(Items from a figure collection)
Start

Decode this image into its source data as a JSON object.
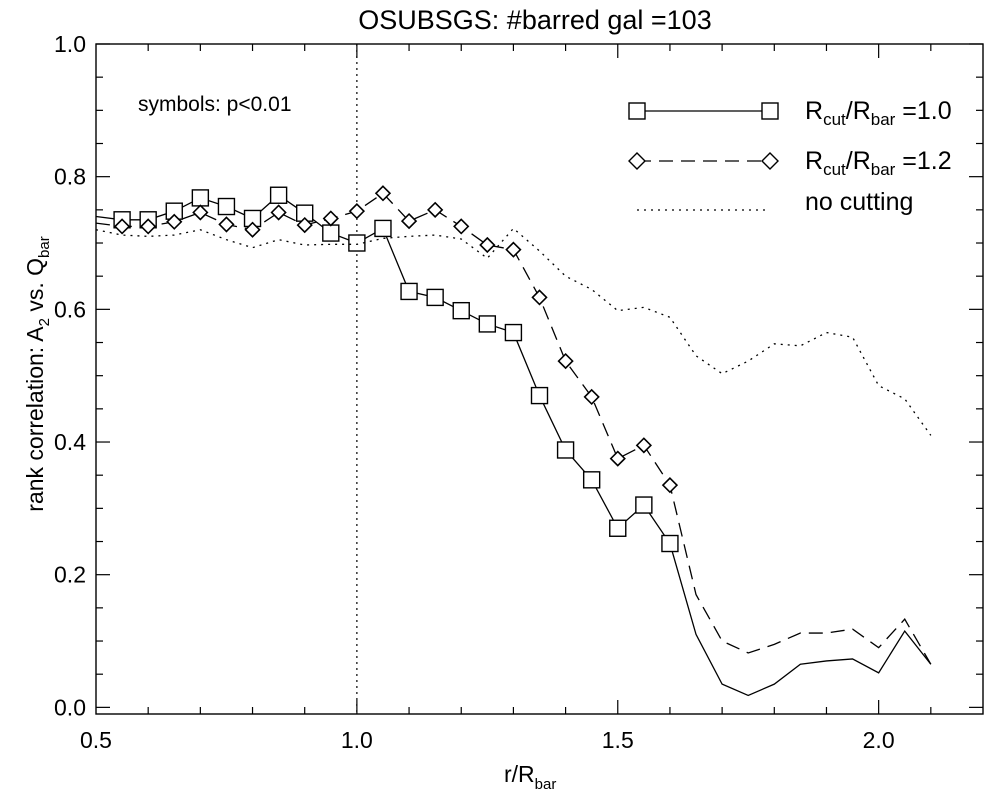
{
  "chart_data": {
    "type": "line",
    "title": "OSUBSGS:   #barred gal =103",
    "xlabel": {
      "main": "r/R",
      "sub": "bar"
    },
    "ylabel": {
      "pre": "rank correlation:  A",
      "sub1": "2",
      "mid": "  vs. Q",
      "sub2": "bar"
    },
    "xlim": [
      0.5,
      2.2
    ],
    "ylim": [
      -0.01,
      1.0
    ],
    "x_ticks": [
      0.5,
      1.0,
      1.5,
      2.0
    ],
    "x_tick_labels": [
      "0.5",
      "1.0",
      "1.5",
      "2.0"
    ],
    "y_ticks": [
      0.0,
      0.2,
      0.4,
      0.6,
      0.8,
      1.0
    ],
    "y_tick_labels": [
      "0.0",
      "0.2",
      "0.4",
      "0.6",
      "0.8",
      "1.0"
    ],
    "vline_x": 1.0,
    "annotation": "symbols: p<0.01",
    "series": [
      {
        "name": "R_cut/R_bar =1.0",
        "legend": {
          "a": "R",
          "a_sub": "cut",
          "b": "/R",
          "b_sub": "bar",
          "c": " =1.0"
        },
        "line_style": "solid",
        "marker": "square",
        "x": [
          0.5,
          0.55,
          0.6,
          0.65,
          0.7,
          0.75,
          0.8,
          0.85,
          0.9,
          0.95,
          1.0,
          1.05,
          1.1,
          1.15,
          1.2,
          1.25,
          1.3,
          1.35,
          1.4,
          1.45,
          1.5,
          1.55,
          1.6,
          1.65,
          1.7,
          1.75,
          1.8,
          1.85,
          1.9,
          1.95,
          2.0,
          2.05,
          2.1
        ],
        "y": [
          0.74,
          0.735,
          0.735,
          0.748,
          0.768,
          0.755,
          0.737,
          0.772,
          0.745,
          0.715,
          0.7,
          0.722,
          0.627,
          0.618,
          0.598,
          0.578,
          0.565,
          0.47,
          0.388,
          0.343,
          0.27,
          0.305,
          0.247,
          0.11,
          0.035,
          0.018,
          0.035,
          0.065,
          0.07,
          0.073,
          0.052,
          0.115,
          0.065
        ],
        "marker_x": [
          0.55,
          0.6,
          0.65,
          0.7,
          0.75,
          0.8,
          0.85,
          0.9,
          0.95,
          1.0,
          1.05,
          1.1,
          1.15,
          1.2,
          1.25,
          1.3,
          1.35,
          1.4,
          1.45,
          1.5,
          1.55,
          1.6
        ]
      },
      {
        "name": "R_cut/R_bar =1.2",
        "legend": {
          "a": "R",
          "a_sub": "cut",
          "b": "/R",
          "b_sub": "bar",
          "c": " =1.2"
        },
        "line_style": "dashed",
        "marker": "diamond",
        "x": [
          0.5,
          0.55,
          0.6,
          0.65,
          0.7,
          0.75,
          0.8,
          0.85,
          0.9,
          0.95,
          1.0,
          1.05,
          1.1,
          1.15,
          1.2,
          1.25,
          1.3,
          1.35,
          1.4,
          1.45,
          1.5,
          1.55,
          1.6,
          1.65,
          1.7,
          1.75,
          1.8,
          1.85,
          1.9,
          1.95,
          2.0,
          2.05,
          2.1
        ],
        "y": [
          0.73,
          0.725,
          0.725,
          0.732,
          0.746,
          0.728,
          0.72,
          0.746,
          0.727,
          0.737,
          0.748,
          0.775,
          0.733,
          0.75,
          0.725,
          0.697,
          0.69,
          0.618,
          0.522,
          0.468,
          0.375,
          0.395,
          0.335,
          0.17,
          0.1,
          0.082,
          0.095,
          0.112,
          0.112,
          0.118,
          0.09,
          0.133,
          0.065
        ],
        "marker_x": [
          0.55,
          0.6,
          0.65,
          0.7,
          0.75,
          0.8,
          0.85,
          0.9,
          0.95,
          1.0,
          1.05,
          1.1,
          1.15,
          1.2,
          1.25,
          1.3,
          1.35,
          1.4,
          1.45,
          1.5,
          1.55,
          1.6
        ]
      },
      {
        "name": "no cutting",
        "legend": {
          "a": "no cutting",
          "a_sub": "",
          "b": "",
          "b_sub": "",
          "c": ""
        },
        "line_style": "dotted",
        "marker": "none",
        "x": [
          0.5,
          0.55,
          0.6,
          0.65,
          0.7,
          0.75,
          0.8,
          0.85,
          0.9,
          0.95,
          1.0,
          1.05,
          1.1,
          1.15,
          1.2,
          1.25,
          1.3,
          1.35,
          1.4,
          1.45,
          1.5,
          1.55,
          1.6,
          1.65,
          1.7,
          1.75,
          1.8,
          1.85,
          1.9,
          1.95,
          2.0,
          2.05,
          2.1
        ],
        "y": [
          0.72,
          0.712,
          0.71,
          0.712,
          0.72,
          0.705,
          0.693,
          0.705,
          0.697,
          0.698,
          0.698,
          0.707,
          0.71,
          0.712,
          0.706,
          0.677,
          0.722,
          0.688,
          0.65,
          0.63,
          0.598,
          0.603,
          0.588,
          0.53,
          0.503,
          0.522,
          0.548,
          0.545,
          0.565,
          0.558,
          0.485,
          0.465,
          0.41
        ],
        "marker_x": []
      }
    ]
  }
}
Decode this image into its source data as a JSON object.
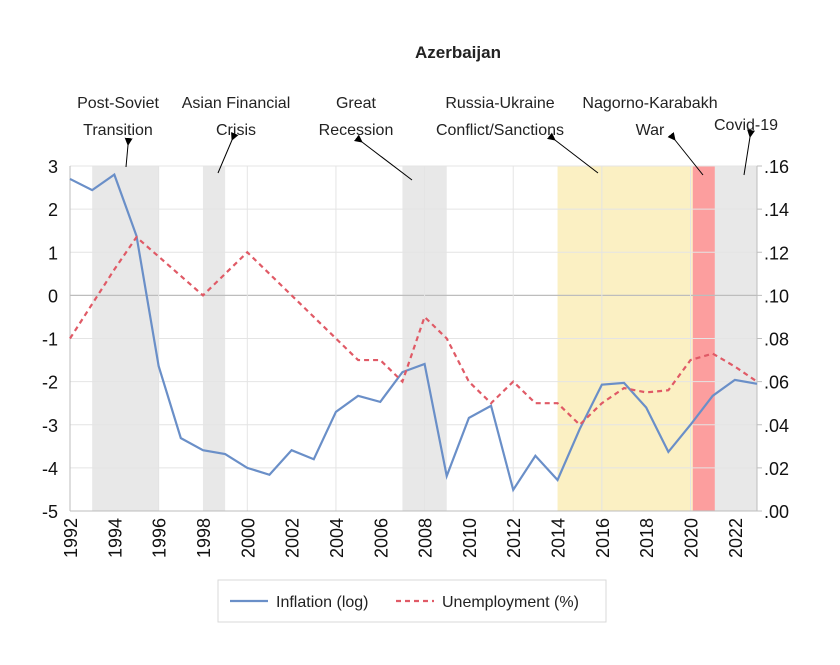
{
  "chart_data": {
    "type": "line",
    "title": "Azerbaijan",
    "x": [
      1992,
      1993,
      1994,
      1995,
      1996,
      1997,
      1998,
      1999,
      2000,
      2001,
      2002,
      2003,
      2004,
      2005,
      2006,
      2007,
      2008,
      2009,
      2010,
      2011,
      2012,
      2013,
      2014,
      2015,
      2016,
      2017,
      2018,
      2019,
      2020,
      2021,
      2022,
      2023
    ],
    "series": [
      {
        "name": "Inflation (log)",
        "axis": "left",
        "color": "#6a8fc8",
        "style": "solid",
        "values": [
          2.7,
          2.44,
          2.8,
          1.38,
          -1.64,
          -3.31,
          -3.59,
          -3.68,
          -4.0,
          -4.16,
          -3.59,
          -3.8,
          -2.7,
          -2.33,
          -2.47,
          -1.78,
          -1.59,
          -4.19,
          -2.84,
          -2.56,
          -4.51,
          -3.72,
          -4.28,
          -3.1,
          -2.07,
          -2.03,
          -2.6,
          -3.63,
          -3.0,
          -2.33,
          -1.96,
          -2.05
        ]
      },
      {
        "name": "Unemployment (%)",
        "axis": "right",
        "color": "#e05a66",
        "style": "dashed",
        "values": [
          0.08,
          0.096,
          0.112,
          0.127,
          0.118,
          0.109,
          0.1,
          0.11,
          0.12,
          0.11,
          0.1,
          0.09,
          0.08,
          0.07,
          0.07,
          0.06,
          0.09,
          0.08,
          0.06,
          0.05,
          0.06,
          0.05,
          0.05,
          0.04,
          0.05,
          0.057,
          0.055,
          0.056,
          0.07,
          0.073,
          0.067,
          0.06
        ]
      }
    ],
    "xlim": [
      1992,
      2023
    ],
    "ylim_left": [
      -5,
      3
    ],
    "ylim_right": [
      0,
      0.16
    ],
    "x_ticks": [
      "1992",
      "1994",
      "1996",
      "1998",
      "2000",
      "2002",
      "2004",
      "2006",
      "2008",
      "2010",
      "2012",
      "2014",
      "2016",
      "2018",
      "2020",
      "2022"
    ],
    "y_ticks_left": [
      "3",
      "2",
      "1",
      "0",
      "-1",
      "-2",
      "-3",
      "-4",
      "-5"
    ],
    "y_ticks_right": [
      ".16",
      ".14",
      ".12",
      ".10",
      ".08",
      ".06",
      ".04",
      ".02",
      ".00"
    ],
    "grid": true,
    "legend_placement": "bottom",
    "shaded_periods": [
      {
        "start": 1993,
        "end": 1996,
        "color": "#e8e8e8"
      },
      {
        "start": 1998,
        "end": 1999,
        "color": "#e8e8e8"
      },
      {
        "start": 2007,
        "end": 2009,
        "color": "#e8e8e8"
      },
      {
        "start": 2014,
        "end": 2020.1,
        "color": "#fbf0c3"
      },
      {
        "start": 2020.1,
        "end": 2021.1,
        "color": "#fc9e9e"
      },
      {
        "start": 2021.1,
        "end": 2023,
        "color": "#e8e8e8"
      }
    ],
    "annotations": [
      {
        "lines": [
          "Post-Soviet",
          "Transition"
        ]
      },
      {
        "lines": [
          "Asian Financial",
          "Crisis"
        ]
      },
      {
        "lines": [
          "Great",
          "Recession"
        ]
      },
      {
        "lines": [
          "Russia-Ukraine",
          "Conflict/Sanctions"
        ]
      },
      {
        "lines": [
          "Nagorno-Karabakh",
          "War"
        ]
      },
      {
        "lines": [
          "Covid-19"
        ]
      }
    ]
  }
}
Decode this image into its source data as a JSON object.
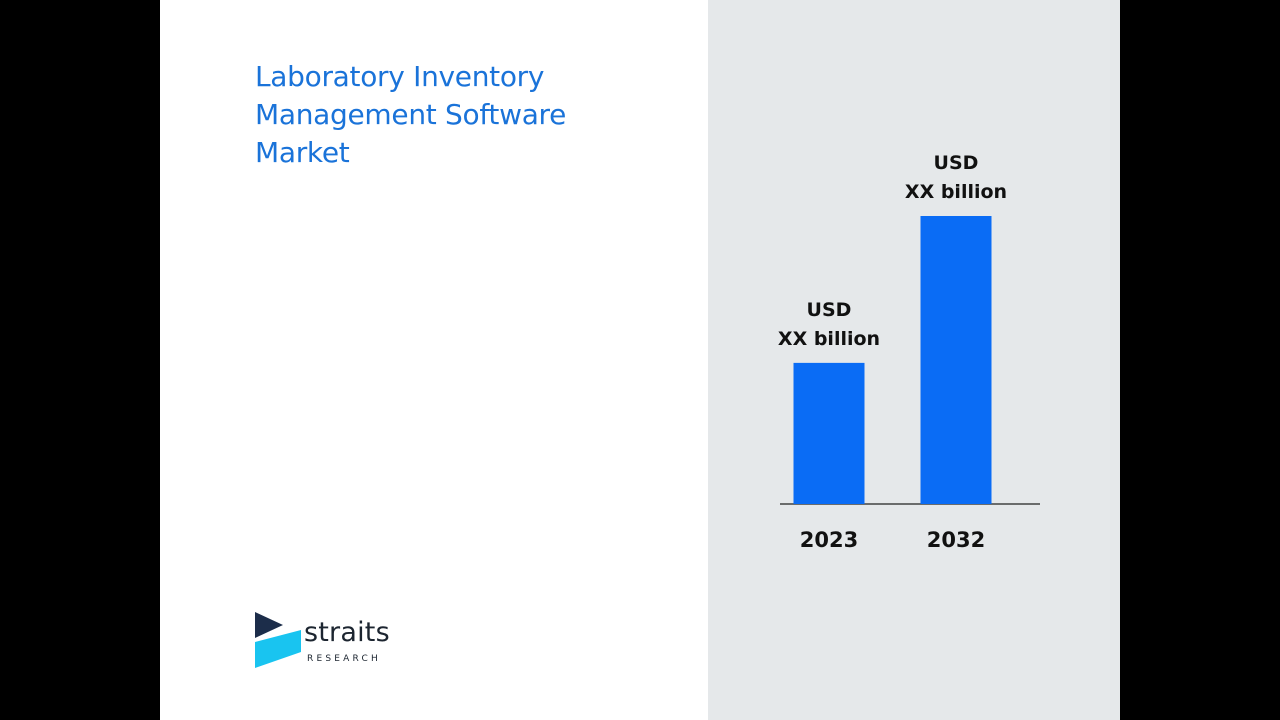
{
  "header": {
    "title_lines": [
      "Laboratory Inventory",
      "Management Software",
      "Market"
    ]
  },
  "brand": {
    "wordmark": "straits",
    "subtext": "RESEARCH",
    "colors": {
      "dark": "#1c2d4a",
      "light": "#19c4f0"
    }
  },
  "colors": {
    "title": "#1a73d9",
    "bar": "#0a6cf5",
    "panel": "#e5e8ea"
  },
  "chart_data": {
    "type": "bar",
    "categories": [
      "2023",
      "2032"
    ],
    "values": [
      0.49,
      1.0
    ],
    "value_note": "relative bar heights; actual values not disclosed",
    "data_labels": [
      [
        "USD",
        "XX billion"
      ],
      [
        "USD",
        "XX billion"
      ]
    ],
    "title": "",
    "xlabel": "",
    "ylabel": "",
    "ylim": [
      0,
      1
    ],
    "grid": false,
    "legend": "none"
  }
}
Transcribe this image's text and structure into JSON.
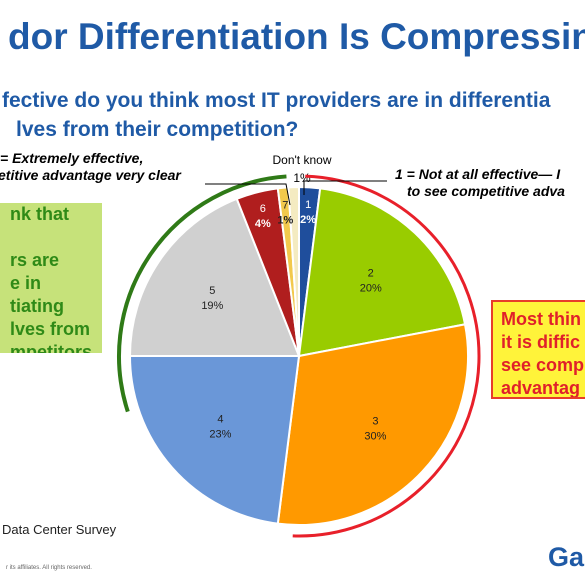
{
  "slide": {
    "title": "dor Differentiation Is Compressing",
    "question_line1": "fective do you think most IT providers are in differentia",
    "question_line2": "lves from their competition?",
    "label_extreme_line1": "= Extremely effective,",
    "label_extreme_line2": "etitive advantage very clear",
    "label_notall_line1": "1 = Not at all effective— I",
    "label_notall_line2": "to see competitive adva",
    "label_dontknow": "Don't know",
    "green_box_lines": [
      "nk that",
      "",
      "rs are",
      "e in",
      "tiating",
      "lves from",
      "mpetitors"
    ],
    "yellow_box_lines": [
      "Most thin",
      "it is diffic",
      "see comp",
      "advantag"
    ],
    "source": "Data Center Survey",
    "copyright": "r its affiliates. All rights reserved.",
    "brand": "Ga"
  },
  "chart_data": {
    "type": "pie",
    "title": "",
    "start_angle_deg": 0,
    "direction": "clockwise",
    "slices": [
      {
        "category": "1",
        "value": 2,
        "label": "2%",
        "color": "#1f4e9c"
      },
      {
        "category": "2",
        "value": 20,
        "label": "20%",
        "color": "#99cc00"
      },
      {
        "category": "3",
        "value": 30,
        "label": "30%",
        "color": "#ff9900"
      },
      {
        "category": "4",
        "value": 23,
        "label": "23%",
        "color": "#6a97d8"
      },
      {
        "category": "5",
        "value": 19,
        "label": "19%",
        "color": "#d0d0d0"
      },
      {
        "category": "6",
        "value": 4,
        "label": "4%",
        "color": "#b01e1e"
      },
      {
        "category": "7",
        "value": 1,
        "label": "1%",
        "color": "#f2c94c"
      },
      {
        "category": "Don't know",
        "value": 1,
        "label": "1%",
        "color": "#f4ebc1"
      }
    ],
    "colors": {
      "bracket_effective": "#2f7a17",
      "bracket_difficult": "#e8202a"
    }
  }
}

End

(WHAT YOU HAVE TO DO)
Where a line holds the string "category", copy that line.

(RESULT OF THE TASK)
        "category": "1",
        "category": "2",
        "category": "3",
        "category": "4",
        "category": "5",
        "category": "6",
        "category": "7",
        "category": "Don't know",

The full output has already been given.